Exercise goal:
Count, in the entries, the lines with "Year". Answer with the number only.

The data:
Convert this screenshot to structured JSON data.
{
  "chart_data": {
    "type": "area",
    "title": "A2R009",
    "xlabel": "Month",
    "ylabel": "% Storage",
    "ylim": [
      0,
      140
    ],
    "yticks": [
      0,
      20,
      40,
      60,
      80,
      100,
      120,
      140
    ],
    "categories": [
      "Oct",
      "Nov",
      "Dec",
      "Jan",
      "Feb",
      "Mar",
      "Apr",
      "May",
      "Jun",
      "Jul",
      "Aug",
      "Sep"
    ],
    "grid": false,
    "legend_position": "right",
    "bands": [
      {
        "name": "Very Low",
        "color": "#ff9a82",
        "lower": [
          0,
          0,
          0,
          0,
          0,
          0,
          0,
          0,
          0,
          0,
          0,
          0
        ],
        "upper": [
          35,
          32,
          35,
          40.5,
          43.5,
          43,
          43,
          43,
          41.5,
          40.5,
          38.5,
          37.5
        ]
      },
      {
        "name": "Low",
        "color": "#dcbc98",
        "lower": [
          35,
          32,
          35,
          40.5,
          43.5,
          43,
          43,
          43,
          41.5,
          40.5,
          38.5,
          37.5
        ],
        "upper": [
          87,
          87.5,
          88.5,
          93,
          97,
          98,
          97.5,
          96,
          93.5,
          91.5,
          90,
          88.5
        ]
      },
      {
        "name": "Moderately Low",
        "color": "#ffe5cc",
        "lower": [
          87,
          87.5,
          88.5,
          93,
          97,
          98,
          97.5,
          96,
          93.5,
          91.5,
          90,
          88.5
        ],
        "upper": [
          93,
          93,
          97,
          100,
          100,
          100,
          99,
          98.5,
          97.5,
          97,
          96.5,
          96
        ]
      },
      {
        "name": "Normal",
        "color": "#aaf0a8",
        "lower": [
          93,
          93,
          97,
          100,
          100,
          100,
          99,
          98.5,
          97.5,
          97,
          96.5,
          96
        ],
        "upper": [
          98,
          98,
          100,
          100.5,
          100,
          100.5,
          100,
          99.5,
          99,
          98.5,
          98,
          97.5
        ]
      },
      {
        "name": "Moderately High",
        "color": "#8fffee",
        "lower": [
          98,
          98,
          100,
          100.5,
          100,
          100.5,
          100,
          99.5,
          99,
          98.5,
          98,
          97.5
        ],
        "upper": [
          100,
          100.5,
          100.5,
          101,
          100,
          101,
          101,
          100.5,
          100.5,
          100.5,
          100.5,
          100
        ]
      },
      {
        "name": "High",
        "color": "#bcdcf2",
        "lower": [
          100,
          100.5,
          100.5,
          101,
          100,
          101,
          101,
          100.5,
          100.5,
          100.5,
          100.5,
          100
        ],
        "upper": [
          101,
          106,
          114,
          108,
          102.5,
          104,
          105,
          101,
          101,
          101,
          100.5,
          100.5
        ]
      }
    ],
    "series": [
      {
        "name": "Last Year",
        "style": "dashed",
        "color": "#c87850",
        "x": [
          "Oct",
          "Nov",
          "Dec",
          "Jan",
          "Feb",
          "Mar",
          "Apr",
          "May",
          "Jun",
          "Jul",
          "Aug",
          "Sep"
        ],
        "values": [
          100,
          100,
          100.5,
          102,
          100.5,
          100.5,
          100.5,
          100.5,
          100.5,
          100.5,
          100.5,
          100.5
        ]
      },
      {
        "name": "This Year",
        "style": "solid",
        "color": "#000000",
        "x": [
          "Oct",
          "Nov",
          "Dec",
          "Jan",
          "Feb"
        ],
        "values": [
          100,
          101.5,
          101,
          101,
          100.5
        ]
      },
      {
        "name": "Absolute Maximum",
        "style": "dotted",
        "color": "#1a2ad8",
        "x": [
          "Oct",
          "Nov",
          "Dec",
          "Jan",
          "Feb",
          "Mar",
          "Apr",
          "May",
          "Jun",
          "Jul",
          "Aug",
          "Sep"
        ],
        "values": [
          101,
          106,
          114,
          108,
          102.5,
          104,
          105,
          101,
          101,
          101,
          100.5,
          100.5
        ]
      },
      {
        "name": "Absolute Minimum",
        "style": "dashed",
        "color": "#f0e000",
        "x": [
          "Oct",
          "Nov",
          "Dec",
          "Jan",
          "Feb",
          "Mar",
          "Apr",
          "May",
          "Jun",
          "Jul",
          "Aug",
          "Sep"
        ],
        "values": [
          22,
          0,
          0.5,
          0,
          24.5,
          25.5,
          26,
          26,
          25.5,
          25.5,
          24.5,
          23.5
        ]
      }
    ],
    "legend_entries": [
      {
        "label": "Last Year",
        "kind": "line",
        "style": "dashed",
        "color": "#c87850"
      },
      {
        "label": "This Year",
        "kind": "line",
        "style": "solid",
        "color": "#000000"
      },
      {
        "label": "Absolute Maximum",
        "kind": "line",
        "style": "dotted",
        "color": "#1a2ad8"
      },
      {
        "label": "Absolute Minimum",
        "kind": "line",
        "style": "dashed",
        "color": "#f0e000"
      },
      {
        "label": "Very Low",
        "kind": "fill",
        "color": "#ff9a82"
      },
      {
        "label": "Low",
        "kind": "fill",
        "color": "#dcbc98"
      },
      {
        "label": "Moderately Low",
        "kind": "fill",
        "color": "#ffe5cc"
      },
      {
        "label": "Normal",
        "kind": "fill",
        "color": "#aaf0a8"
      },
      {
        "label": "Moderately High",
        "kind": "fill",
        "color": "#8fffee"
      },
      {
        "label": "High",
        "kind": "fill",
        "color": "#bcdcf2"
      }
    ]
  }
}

Exercise output:
4